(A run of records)
+ + +

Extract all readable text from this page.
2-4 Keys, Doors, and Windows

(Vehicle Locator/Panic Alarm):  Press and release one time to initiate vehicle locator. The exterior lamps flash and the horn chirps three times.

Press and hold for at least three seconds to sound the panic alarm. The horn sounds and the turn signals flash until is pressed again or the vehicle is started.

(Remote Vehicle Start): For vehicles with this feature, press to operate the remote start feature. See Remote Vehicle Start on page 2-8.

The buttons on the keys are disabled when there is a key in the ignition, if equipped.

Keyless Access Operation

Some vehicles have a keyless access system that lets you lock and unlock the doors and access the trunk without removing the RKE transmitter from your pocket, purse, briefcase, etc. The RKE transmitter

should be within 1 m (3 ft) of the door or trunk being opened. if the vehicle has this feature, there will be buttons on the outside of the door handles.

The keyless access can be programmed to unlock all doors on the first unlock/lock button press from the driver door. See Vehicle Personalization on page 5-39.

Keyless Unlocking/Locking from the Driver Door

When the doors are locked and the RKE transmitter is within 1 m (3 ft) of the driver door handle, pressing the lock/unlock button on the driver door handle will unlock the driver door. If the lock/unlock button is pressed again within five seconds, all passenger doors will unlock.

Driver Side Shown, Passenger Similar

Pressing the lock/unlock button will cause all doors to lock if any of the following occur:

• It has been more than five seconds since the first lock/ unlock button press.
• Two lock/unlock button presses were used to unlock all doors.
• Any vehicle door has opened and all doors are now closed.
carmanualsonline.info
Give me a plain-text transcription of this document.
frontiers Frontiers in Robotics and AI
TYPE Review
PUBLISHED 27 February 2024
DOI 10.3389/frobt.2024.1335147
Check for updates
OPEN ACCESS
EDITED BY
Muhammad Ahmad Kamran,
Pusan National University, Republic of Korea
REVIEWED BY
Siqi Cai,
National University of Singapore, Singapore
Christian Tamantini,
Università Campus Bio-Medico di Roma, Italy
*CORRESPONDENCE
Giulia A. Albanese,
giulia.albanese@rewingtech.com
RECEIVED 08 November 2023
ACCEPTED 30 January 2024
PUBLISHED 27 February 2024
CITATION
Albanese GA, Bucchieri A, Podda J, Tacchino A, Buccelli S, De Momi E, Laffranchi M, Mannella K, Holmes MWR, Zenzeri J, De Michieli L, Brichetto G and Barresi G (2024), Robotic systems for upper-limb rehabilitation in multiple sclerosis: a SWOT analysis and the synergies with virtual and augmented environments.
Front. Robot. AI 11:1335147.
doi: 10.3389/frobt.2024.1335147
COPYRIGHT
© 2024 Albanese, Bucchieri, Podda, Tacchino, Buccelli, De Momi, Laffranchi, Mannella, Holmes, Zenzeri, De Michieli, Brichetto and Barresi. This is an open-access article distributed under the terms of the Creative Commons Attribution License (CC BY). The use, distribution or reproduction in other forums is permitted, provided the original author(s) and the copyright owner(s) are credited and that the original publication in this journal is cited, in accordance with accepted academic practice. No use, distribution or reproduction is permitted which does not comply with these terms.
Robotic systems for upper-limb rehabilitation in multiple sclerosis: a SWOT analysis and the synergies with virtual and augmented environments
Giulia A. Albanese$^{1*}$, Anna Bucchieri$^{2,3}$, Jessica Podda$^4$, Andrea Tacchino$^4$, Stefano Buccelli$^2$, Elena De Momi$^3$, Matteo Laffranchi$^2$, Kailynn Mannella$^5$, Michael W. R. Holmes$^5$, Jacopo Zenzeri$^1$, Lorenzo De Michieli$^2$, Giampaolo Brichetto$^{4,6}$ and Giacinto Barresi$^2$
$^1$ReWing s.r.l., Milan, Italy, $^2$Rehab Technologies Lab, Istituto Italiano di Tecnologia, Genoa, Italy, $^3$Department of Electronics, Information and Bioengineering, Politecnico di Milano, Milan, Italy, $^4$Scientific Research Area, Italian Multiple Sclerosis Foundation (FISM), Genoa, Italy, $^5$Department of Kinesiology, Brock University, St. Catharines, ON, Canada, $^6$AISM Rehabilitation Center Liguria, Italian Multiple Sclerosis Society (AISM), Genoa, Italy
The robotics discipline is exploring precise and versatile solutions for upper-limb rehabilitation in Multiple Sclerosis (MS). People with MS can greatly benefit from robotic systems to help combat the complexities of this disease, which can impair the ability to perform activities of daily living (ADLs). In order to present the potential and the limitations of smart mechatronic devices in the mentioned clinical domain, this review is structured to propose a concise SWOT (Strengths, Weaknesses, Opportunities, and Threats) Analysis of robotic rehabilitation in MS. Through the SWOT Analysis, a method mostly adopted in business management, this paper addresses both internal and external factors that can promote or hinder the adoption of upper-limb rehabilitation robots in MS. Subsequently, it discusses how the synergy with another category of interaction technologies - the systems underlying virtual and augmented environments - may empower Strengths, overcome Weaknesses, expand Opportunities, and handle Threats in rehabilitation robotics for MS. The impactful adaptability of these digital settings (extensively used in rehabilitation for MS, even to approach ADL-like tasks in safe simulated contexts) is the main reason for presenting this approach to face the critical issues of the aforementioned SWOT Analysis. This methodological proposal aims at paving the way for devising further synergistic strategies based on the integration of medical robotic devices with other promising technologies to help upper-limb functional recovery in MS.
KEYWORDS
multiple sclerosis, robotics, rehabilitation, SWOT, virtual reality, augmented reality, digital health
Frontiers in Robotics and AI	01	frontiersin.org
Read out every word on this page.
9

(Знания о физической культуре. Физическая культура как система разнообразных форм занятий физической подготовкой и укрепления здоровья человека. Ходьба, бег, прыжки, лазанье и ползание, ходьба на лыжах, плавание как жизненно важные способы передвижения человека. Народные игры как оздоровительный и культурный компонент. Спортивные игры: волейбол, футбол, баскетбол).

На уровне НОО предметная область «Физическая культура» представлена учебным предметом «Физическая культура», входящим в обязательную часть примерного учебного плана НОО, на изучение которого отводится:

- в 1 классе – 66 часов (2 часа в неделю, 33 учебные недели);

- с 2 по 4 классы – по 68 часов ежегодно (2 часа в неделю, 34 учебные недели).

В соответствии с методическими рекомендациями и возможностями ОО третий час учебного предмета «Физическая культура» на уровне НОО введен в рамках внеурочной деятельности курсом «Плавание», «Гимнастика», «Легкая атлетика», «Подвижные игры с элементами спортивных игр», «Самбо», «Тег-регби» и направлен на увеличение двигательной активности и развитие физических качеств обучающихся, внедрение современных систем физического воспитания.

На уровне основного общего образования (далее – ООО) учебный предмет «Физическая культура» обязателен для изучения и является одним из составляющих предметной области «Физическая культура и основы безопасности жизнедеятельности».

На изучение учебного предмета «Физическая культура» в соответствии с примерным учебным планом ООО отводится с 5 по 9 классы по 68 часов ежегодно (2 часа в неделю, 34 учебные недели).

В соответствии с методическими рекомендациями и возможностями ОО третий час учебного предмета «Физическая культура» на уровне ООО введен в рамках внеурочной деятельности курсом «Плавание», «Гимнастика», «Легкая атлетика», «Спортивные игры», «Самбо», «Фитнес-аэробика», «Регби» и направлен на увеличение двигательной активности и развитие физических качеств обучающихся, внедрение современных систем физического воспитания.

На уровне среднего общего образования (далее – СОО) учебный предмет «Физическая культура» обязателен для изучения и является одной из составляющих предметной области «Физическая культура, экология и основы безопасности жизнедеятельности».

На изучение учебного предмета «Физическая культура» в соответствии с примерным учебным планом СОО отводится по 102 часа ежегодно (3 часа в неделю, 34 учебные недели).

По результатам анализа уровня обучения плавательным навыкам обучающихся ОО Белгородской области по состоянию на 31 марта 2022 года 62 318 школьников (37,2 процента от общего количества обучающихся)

+ + +

Reproduce the full set of records precisely.

◆ WRITTEN REPLY:
Extract all readable text from this page.
2-4 Keys, Doors, and Windows

(Vehicle Locator/Panic Alarm):  Press and release one time to initiate vehicle locator. The exterior lamps flash and the horn chirps three times.

Press and hold for at least three seconds to sound the panic alarm. The horn sounds and the turn signals flash until is pressed again or the vehicle is started.

(Remote Vehicle Start): For vehicles with this feature, press to operate the remote start feature. See Remote Vehicle Start on page 2-8.

The buttons on the keys are disabled when there is a key in the ignition, if equipped.

Keyless Access Operation

Some vehicles have a keyless access system that lets you lock and unlock the doors and access the trunk without removing the RKE transmitter from your pocket, purse, briefcase, etc. The RKE transmitter

should be within 1 m (3 ft) of the door or trunk being opened. if the vehicle has this feature, there will be buttons on the outside of the door handles.

The keyless access can be programmed to unlock all doors on the first unlock/lock button press from the driver door. See Vehicle Personalization on page 5-39.

Keyless Unlocking/Locking from the Driver Door

When the doors are locked and the RKE transmitter is within 1 m (3 ft) of the driver door handle, pressing the lock/unlock button on the driver door handle will unlock the driver door. If the lock/unlock button is pressed again within five seconds, all passenger doors will unlock.

Driver Side Shown, Passenger Similar

Pressing the lock/unlock button will cause all doors to lock if any of the following occur:

• It has been more than five seconds since the first lock/ unlock button press.
• Two lock/unlock button presses were used to unlock all doors.
• Any vehicle door has opened and all doors are now closed.
carmanualsonline.info
Give me a plain-text transcription of this document.
frontiers Frontiers in Robotics and AI
TYPE Review
PUBLISHED 27 February 2024
DOI 10.3389/frobt.2024.1335147
Check for updates
OPEN ACCESS
EDITED BY
Muhammad Ahmad Kamran,
Pusan National University, Republic of Korea
REVIEWED BY
Siqi Cai,
National University of Singapore, Singapore
Christian Tamantini,
Università Campus Bio-Medico di Roma, Italy
*CORRESPONDENCE
Giulia A. Albanese,
giulia.albanese@rewingtech.com
RECEIVED 08 November 2023
ACCEPTED 30 January 2024
PUBLISHED 27 February 2024
CITATION
Albanese GA, Bucchieri A, Podda J, Tacchino A, Buccelli S, De Momi E, Laffranchi M, Mannella K, Holmes MWR, Zenzeri J, De Michieli L, Brichetto G and Barresi G (2024), Robotic systems for upper-limb rehabilitation in multiple sclerosis: a SWOT analysis and the synergies with virtual and augmented environments.
Front. Robot. AI 11:1335147.
doi: 10.3389/frobt.2024.1335147
COPYRIGHT
© 2024 Albanese, Bucchieri, Podda, Tacchino, Buccelli, De Momi, Laffranchi, Mannella, Holmes, Zenzeri, De Michieli, Brichetto and Barresi. This is an open-access article distributed under the terms of the Creative Commons Attribution License (CC BY). The use, distribution or reproduction in other forums is permitted, provided the original author(s) and the copyright owner(s) are credited and that the original publication in this journal is cited, in accordance with accepted academic practice. No use, distribution or reproduction is permitted which does not comply with these terms.
Robotic systems for upper-limb rehabilitation in multiple sclerosis: a SWOT analysis and the synergies with virtual and augmented environments
Giulia A. Albanese$^{1*}$, Anna Bucchieri$^{2,3}$, Jessica Podda$^4$, Andrea Tacchino$^4$, Stefano Buccelli$^2$, Elena De Momi$^3$, Matteo Laffranchi$^2$, Kailynn Mannella$^5$, Michael W. R. Holmes$^5$, Jacopo Zenzeri$^1$, Lorenzo De Michieli$^2$, Giampaolo Brichetto$^{4,6}$ and Giacinto Barresi$^2$
$^1$ReWing s.r.l., Milan, Italy, $^2$Rehab Technologies Lab, Istituto Italiano di Tecnologia, Genoa, Italy, $^3$Department of Electronics, Information and Bioengineering, Politecnico di Milano, Milan, Italy, $^4$Scientific Research Area, Italian Multiple Sclerosis Foundation (FISM), Genoa, Italy, $^5$Department of Kinesiology, Brock University, St. Catharines, ON, Canada, $^6$AISM Rehabilitation Center Liguria, Italian Multiple Sclerosis Society (AISM), Genoa, Italy
The robotics discipline is exploring precise and versatile solutions for upper-limb rehabilitation in Multiple Sclerosis (MS). People with MS can greatly benefit from robotic systems to help combat the complexities of this disease, which can impair the ability to perform activities of daily living (ADLs). In order to present the potential and the limitations of smart mechatronic devices in the mentioned clinical domain, this review is structured to propose a concise SWOT (Strengths, Weaknesses, Opportunities, and Threats) Analysis of robotic rehabilitation in MS. Through the SWOT Analysis, a method mostly adopted in business management, this paper addresses both internal and external factors that can promote or hinder the adoption of upper-limb rehabilitation robots in MS. Subsequently, it discusses how the synergy with another category of interaction technologies - the systems underlying virtual and augmented environments - may empower Strengths, overcome Weaknesses, expand Opportunities, and handle Threats in rehabilitation robotics for MS. The impactful adaptability of these digital settings (extensively used in rehabilitation for MS, even to approach ADL-like tasks in safe simulated contexts) is the main reason for presenting this approach to face the critical issues of the aforementioned SWOT Analysis. This methodological proposal aims at paving the way for devising further synergistic strategies based on the integration of medical robotic devices with other promising technologies to help upper-limb functional recovery in MS.
KEYWORDS
multiple sclerosis, robotics, rehabilitation, SWOT, virtual reality, augmented reality, digital health
Frontiers in Robotics and AI	01	frontiersin.org
Read out every word on this page.
9

(Знания о физической культуре. Физическая культура как система разнообразных форм занятий физической подготовкой и укрепления здоровья человека. Ходьба, бег, прыжки, лазанье и ползание, ходьба на лыжах, плавание как жизненно важные способы передвижения человека. Народные игры как оздоровительный и культурный компонент. Спортивные игры: волейбол, футбол, баскетбол).

На уровне НОО предметная область «Физическая культура» представлена учебным предметом «Физическая культура», входящим в обязательную часть примерного учебного плана НОО, на изучение которого отводится:

- в 1 классе – 66 часов (2 часа в неделю, 33 учебные недели);

- с 2 по 4 классы – по 68 часов ежегодно (2 часа в неделю, 34 учебные недели).

В соответствии с методическими рекомендациями и возможностями ОО третий час учебного предмета «Физическая культура» на уровне НОО введен в рамках внеурочной деятельности курсом «Плавание», «Гимнастика», «Легкая атлетика», «Подвижные игры с элементами спортивных игр», «Самбо», «Тег-регби» и направлен на увеличение двигательной активности и развитие физических качеств обучающихся, внедрение современных систем физического воспитания.

На уровне основного общего образования (далее – ООО) учебный предмет «Физическая культура» обязателен для изучения и является одним из составляющих предметной области «Физическая культура и основы безопасности жизнедеятельности».

На изучение учебного предмета «Физическая культура» в соответствии с примерным учебным планом ООО отводится с 5 по 9 классы по 68 часов ежегодно (2 часа в неделю, 34 учебные недели).

В соответствии с методическими рекомендациями и возможностями ОО третий час учебного предмета «Физическая культура» на уровне ООО введен в рамках внеурочной деятельности курсом «Плавание», «Гимнастика», «Легкая атлетика», «Спортивные игры», «Самбо», «Фитнес-аэробика», «Регби» и направлен на увеличение двигательной активности и развитие физических качеств обучающихся, внедрение современных систем физического воспитания.

На уровне среднего общего образования (далее – СОО) учебный предмет «Физическая культура» обязателен для изучения и является одной из составляющих предметной области «Физическая культура, экология и основы безопасности жизнедеятельности».

На изучение учебного предмета «Физическая культура» в соответствии с примерным учебным планом СОО отводится по 102 часа ежегодно (3 часа в неделю, 34 учебные недели).

По результатам анализа уровня обучения плавательным навыкам обучающихся ОО Белгородской области по состоянию на 31 марта 2022 года 62 318 школьников (37,2 процента от общего количества обучающихся)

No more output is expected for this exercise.